Collected data:
** START **

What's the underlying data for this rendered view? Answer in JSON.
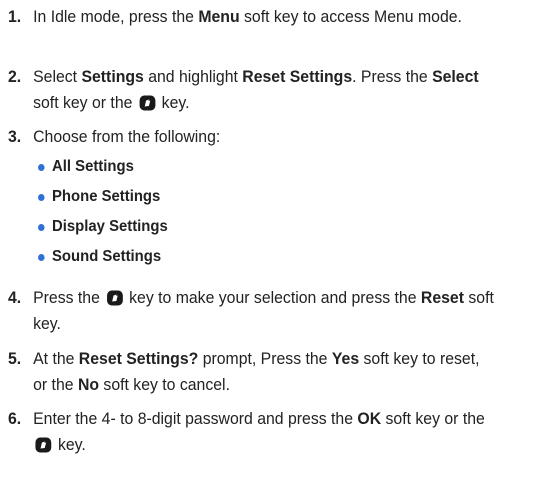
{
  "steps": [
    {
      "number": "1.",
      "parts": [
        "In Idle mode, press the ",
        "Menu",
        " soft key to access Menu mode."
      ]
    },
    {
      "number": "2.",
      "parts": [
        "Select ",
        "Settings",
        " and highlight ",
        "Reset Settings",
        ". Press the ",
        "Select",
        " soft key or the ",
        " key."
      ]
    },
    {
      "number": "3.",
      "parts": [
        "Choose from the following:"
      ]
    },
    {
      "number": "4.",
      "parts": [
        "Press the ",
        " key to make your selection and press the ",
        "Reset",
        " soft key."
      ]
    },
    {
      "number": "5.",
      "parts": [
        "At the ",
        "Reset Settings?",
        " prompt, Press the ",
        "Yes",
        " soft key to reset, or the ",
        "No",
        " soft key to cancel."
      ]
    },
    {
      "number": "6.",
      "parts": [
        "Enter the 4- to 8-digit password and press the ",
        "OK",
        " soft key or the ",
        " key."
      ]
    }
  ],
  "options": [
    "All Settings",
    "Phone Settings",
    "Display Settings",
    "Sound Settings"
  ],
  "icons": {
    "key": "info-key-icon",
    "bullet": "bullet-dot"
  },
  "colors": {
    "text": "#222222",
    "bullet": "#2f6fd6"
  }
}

** END **
** START **

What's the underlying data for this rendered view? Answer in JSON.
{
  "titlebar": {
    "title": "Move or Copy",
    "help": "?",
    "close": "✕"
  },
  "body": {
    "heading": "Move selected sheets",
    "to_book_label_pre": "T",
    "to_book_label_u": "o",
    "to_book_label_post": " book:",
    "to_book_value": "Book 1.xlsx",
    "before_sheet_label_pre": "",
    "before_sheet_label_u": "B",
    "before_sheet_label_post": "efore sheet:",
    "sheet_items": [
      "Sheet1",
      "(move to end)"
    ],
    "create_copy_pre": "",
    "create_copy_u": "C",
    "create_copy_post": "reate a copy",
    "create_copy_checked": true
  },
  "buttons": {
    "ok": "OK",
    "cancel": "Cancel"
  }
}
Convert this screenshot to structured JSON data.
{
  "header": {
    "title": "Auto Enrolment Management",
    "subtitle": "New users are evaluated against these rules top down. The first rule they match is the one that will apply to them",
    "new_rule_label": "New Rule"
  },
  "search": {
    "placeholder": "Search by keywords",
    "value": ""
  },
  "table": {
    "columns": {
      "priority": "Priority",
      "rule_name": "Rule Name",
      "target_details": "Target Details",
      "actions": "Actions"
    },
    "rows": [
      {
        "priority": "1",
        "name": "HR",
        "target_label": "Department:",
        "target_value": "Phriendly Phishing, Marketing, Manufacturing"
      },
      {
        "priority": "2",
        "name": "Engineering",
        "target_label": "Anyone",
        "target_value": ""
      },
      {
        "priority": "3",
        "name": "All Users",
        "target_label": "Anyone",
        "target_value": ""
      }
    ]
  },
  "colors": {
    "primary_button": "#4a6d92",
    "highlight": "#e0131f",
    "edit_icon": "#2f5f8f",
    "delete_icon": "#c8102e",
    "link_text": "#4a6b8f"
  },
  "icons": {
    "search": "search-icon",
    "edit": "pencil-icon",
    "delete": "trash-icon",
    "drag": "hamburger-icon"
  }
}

** END **

#### Problem to solve
Reproduce each line of the material containing the word "priority".

#### Answer to the problem
      "priority": "Priority",
        "priority": "1",
        "priority": "2",
        "priority": "3",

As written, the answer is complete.